*** Opening of Text excerpt ***

Functional site coverage and sequence diversity of domain superfamilies. Each plot shows the data for a specific type of functional site. Each superfamily is represented as a dot in these plots. Functional site coverage on the Y-axis is measured as the proportion of residues in the representative that map to at least one site in any member of the superfamily. Superfamily diversity on the X-axis is measured as the number of clusters of sequences at 60% sequence identity in the superfamily.

Fig. 3

Example of a small superfamily with limited coverage of protein-protein interfaces. This is the Bacterial GTP-ase Activating Protein (GAP) domain superfamily (CATH code 1.20.120.260). The GAP domain is always displayed in grey cartoon. In Fig. 3a and 3b, the interacting partner is coloured red and blue, respectively. Interface residues on the GAP domain are coloured black. Fig. 3a and 3b display PDB entries 1he1 and 1g4u1he11g4u, respectively. In Fig. 3c, the representative is displayed in grey cartoons. Residues that map to interface residues in superfamily members are coloured according to the percentage of members that have an interface residue at that position, using the following colour scale: 0 in grey, 1–20% in blue, 20–40% in green, 40–60% in yellow, 60–80% in orange and 80–100% in red).

Fig. 4

Example of a large and diverse superfamily with limited coverage of protein-protein interfaces. This is the “Two-Dinucleotide Binding Domains” Flavoprotein (tDBDF) superfamily (CATH code 3.50.50.60). The tDBDF domain is always displayed in grey cartoon. In Fig. 4a (PDB entry 1jnr) and 4b (PDB entry 1kf6), the interacting partners are represented as coloured traces. Interface residues on the tDBDF domain are coloured black. The interface occurs in a similar location in these two distinct domains. Fig. 4c shows the representative with residues coloured according to the fraction of superfamily members that have an interface residue at that position, following the same colour scheme as described at Fig. 3.

Fig. 5

Example of a large and diverse superfamily with large coverage of protein-protein interfaces. This is the NAD(P)-binding Rossmann superfamily (CATH code.40.50.720). The Rossmann domain is always displayed in grey cartoon and shown in the same orientation. Extra-domains from the same chain are displayed as grey traces. Interacting partners are displayed as coloured traces. Interface residues on the Rossmann domain are coloured black. Fig. 5a through to 5e display PDB entries 1a7a, 1e3w, 1tt5, 1zud, and 2z1m, respectively. Fig. 5f shows the representative with residues coloured according to the same colour scheme as described at Fig. 3.

Fig. 6

Preferential location of functional sites in CATH superfamilies. Each dot represents a superfamily. The plots show, on the Y-axis, the maximum proportion of 60% sequence identity clusters that have a functional site at a given position (or, in other words, it shows the proportion of 60% seq. id. clusters with a functional site at the position where that proportion is the highest). The X-axis shows the number of 60% seq. id. clusters that have functional site data of that type in the superfamily. Only superfamilies with at least 10 60% seq. id. clusters are considered here. This is to avoid meaningless fractions on the Y-axis (50% of 2 clusters is only one cluster).

Fig. 7

Protein-protein interface coverage for 10 most populated superfamilies in the CATH database. The colour scheme is the same as in Fig. 3.

Fig. 8

Functional site coverage versus superfamily diversity, with structurally diverse superfamilies coloured in red. Superfamilies are defined as structurally diverse if they contain at least 2 structural clusters (see Methods section).

Fig. 9

Comparison of the number of catalytic residues that are conserved in each type of functional family, before and after removing fragments.

*** Close of Text excerpt ***
*** Opening of Information shown ***

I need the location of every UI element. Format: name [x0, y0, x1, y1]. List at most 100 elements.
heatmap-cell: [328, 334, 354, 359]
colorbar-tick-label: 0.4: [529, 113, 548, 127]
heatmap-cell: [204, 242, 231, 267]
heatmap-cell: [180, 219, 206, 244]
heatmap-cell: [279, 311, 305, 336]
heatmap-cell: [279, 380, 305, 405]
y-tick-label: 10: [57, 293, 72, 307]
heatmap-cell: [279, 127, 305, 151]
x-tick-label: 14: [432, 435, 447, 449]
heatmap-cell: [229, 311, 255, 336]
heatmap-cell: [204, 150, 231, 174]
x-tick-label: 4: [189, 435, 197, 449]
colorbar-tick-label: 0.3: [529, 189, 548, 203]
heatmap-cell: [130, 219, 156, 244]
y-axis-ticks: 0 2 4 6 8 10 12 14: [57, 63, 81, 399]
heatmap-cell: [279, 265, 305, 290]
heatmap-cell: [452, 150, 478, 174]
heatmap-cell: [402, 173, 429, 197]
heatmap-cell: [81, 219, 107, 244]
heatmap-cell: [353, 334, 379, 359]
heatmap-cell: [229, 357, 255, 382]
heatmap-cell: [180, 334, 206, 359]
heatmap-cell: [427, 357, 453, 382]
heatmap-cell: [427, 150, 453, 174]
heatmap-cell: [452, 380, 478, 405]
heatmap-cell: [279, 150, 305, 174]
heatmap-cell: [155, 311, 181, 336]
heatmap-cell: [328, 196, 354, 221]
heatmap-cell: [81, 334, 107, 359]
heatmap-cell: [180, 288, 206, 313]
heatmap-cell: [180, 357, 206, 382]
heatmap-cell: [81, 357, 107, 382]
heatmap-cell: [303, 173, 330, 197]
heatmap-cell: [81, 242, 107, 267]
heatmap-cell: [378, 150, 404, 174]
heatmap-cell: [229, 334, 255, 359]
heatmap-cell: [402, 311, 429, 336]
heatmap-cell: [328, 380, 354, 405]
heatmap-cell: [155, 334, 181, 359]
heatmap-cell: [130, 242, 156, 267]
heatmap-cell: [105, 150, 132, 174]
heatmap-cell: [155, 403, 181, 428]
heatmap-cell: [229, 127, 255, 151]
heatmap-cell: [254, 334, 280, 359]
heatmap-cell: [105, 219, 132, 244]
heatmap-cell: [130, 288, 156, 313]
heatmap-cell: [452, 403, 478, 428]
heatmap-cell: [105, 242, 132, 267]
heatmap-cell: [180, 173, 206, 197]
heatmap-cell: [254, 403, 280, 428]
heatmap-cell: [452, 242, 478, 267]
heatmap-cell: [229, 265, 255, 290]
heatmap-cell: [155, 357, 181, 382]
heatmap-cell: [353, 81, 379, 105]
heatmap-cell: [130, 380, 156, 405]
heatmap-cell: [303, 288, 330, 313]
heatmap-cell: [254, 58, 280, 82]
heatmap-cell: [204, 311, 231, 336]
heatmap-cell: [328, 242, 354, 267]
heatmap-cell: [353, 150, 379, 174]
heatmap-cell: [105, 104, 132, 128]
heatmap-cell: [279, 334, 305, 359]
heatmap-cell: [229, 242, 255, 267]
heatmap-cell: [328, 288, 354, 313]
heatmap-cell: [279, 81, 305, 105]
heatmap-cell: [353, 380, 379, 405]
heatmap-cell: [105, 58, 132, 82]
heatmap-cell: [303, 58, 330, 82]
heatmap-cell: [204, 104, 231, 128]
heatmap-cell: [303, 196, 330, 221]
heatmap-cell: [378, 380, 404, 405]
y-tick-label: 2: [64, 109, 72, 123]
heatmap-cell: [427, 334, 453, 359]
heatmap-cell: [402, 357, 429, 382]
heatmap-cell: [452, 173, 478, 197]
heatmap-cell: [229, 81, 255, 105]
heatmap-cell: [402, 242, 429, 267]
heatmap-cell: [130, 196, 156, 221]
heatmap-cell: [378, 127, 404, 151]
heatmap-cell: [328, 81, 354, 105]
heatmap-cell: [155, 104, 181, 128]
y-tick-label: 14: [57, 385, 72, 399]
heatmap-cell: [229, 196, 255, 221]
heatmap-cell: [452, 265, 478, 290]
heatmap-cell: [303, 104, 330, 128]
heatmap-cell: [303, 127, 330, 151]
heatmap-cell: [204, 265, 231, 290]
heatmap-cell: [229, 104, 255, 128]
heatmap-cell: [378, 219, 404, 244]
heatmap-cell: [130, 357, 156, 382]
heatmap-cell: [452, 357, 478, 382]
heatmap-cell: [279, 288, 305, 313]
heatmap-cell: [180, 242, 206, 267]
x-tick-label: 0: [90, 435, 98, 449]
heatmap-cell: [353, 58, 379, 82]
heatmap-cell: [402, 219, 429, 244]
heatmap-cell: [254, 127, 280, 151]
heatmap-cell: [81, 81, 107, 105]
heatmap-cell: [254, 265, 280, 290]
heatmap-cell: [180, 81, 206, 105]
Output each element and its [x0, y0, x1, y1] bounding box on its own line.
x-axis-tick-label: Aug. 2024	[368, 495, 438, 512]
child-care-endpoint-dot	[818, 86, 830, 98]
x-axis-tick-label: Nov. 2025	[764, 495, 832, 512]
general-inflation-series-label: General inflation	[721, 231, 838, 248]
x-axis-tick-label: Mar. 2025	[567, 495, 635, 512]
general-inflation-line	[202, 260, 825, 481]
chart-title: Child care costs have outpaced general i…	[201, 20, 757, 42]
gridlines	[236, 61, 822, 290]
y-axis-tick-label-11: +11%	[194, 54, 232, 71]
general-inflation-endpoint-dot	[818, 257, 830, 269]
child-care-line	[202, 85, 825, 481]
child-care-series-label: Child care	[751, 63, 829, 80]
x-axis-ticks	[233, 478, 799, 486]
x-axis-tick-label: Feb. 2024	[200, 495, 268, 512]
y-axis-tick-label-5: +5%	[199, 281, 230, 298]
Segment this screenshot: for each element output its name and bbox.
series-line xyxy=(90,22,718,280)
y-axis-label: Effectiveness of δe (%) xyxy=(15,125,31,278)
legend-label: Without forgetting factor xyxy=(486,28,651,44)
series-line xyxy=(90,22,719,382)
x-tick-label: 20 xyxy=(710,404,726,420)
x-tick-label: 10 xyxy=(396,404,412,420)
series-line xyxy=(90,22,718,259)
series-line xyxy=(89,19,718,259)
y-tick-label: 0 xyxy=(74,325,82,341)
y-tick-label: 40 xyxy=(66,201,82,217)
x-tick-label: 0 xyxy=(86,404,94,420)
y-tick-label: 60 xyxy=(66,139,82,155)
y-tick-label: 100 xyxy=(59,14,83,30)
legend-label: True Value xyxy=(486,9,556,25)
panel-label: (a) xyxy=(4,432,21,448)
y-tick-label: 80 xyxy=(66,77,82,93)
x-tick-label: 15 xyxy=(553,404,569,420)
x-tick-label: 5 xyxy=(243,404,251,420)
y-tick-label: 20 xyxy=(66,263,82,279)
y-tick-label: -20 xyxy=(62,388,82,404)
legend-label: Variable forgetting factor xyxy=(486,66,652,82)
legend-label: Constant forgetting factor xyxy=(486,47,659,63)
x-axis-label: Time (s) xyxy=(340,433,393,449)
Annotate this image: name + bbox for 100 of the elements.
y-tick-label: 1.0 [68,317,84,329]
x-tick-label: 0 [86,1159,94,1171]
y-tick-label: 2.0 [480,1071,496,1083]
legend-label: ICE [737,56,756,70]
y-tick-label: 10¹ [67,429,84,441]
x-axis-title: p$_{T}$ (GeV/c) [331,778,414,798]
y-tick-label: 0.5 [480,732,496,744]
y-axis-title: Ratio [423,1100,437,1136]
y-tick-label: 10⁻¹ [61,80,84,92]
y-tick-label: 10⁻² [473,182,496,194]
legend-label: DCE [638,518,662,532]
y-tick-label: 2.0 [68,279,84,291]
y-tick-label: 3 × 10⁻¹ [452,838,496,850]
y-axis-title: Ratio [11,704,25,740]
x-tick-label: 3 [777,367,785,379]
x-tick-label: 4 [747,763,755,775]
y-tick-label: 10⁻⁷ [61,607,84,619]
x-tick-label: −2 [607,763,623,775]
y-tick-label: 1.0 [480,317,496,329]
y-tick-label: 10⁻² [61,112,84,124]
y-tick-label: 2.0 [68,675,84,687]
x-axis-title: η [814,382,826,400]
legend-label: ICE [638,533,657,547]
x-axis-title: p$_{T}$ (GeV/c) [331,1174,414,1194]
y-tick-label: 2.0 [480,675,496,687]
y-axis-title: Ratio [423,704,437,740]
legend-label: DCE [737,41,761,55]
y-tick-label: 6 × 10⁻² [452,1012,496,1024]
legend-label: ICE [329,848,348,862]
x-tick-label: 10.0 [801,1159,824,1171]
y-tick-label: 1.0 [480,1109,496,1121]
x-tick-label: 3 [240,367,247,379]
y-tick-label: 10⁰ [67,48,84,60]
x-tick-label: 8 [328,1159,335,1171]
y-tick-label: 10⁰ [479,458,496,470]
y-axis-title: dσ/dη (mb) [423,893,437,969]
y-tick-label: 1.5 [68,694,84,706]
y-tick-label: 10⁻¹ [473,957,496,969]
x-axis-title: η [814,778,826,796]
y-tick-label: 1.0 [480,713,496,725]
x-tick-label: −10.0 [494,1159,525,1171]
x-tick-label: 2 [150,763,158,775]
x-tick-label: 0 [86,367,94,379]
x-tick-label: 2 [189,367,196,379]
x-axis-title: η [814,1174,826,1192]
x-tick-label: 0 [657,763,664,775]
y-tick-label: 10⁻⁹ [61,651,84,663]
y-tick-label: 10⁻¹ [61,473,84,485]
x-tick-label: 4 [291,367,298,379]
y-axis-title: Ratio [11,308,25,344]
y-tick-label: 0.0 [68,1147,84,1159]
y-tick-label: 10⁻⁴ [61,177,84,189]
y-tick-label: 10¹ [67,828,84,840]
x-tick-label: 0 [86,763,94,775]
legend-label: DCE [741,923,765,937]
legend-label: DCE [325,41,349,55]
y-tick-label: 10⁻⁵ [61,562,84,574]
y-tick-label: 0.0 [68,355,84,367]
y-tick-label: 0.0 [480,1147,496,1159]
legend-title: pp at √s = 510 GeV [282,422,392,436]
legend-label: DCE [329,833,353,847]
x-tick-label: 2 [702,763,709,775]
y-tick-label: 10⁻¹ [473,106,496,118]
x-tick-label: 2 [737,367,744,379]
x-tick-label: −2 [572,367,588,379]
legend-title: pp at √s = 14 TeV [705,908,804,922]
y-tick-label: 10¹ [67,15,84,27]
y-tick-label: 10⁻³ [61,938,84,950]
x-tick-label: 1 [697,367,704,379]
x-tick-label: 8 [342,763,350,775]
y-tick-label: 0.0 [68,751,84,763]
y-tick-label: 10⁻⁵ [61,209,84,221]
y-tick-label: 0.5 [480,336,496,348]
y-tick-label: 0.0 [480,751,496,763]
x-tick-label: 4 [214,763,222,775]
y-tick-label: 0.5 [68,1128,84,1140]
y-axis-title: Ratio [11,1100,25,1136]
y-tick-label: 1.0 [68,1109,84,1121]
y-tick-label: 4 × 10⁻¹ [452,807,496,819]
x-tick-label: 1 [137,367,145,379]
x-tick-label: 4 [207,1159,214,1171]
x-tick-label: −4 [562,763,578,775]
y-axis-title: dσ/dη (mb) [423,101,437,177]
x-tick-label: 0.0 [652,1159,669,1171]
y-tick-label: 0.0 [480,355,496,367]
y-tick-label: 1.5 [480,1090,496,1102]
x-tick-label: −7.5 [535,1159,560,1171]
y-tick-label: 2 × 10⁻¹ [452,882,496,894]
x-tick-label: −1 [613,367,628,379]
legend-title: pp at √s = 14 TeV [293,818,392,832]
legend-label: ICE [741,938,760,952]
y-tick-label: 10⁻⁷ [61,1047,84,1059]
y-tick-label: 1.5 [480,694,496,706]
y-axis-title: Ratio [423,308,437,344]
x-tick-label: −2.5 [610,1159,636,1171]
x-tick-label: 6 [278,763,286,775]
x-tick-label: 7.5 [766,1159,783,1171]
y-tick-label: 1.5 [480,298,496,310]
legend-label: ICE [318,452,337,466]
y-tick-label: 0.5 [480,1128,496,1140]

*** Close of Information shown ***

Your tasks:
(1) Using the captions on functional sites in CATH superfamilies, decide whether each statement agrees with them. Answer yes or no for each, and quote the deciding words.
(a) Superfamily diversity is measured by counting sequence clusters at 60% sequence identity.
(b) In the interface colour scale, positions where 40–60% of members have an interface residue are colored orange.
(c) The plots of preferential functional site location include superfamilies with fewer than 10 clusters at 60% sequence identity.
(2) According to the captions on functional sites in CATH superfamilies, when does a superfamily count as structurally diverse?
The listing has nothing to do with the captions.

Per-task outputs:
(1)
(a) Yes: "Superfamily diversity on the X-axis is measured as the number of clusters of sequences at 60% sequence identity in the superfamily."
(b) No: "40–60% in yellow, 60–80% in orange"
(c) No: "Only superfamilies with at least 10 60% seq. id. clusters are considered here."

(2) When it contains at least 2 structural clusters.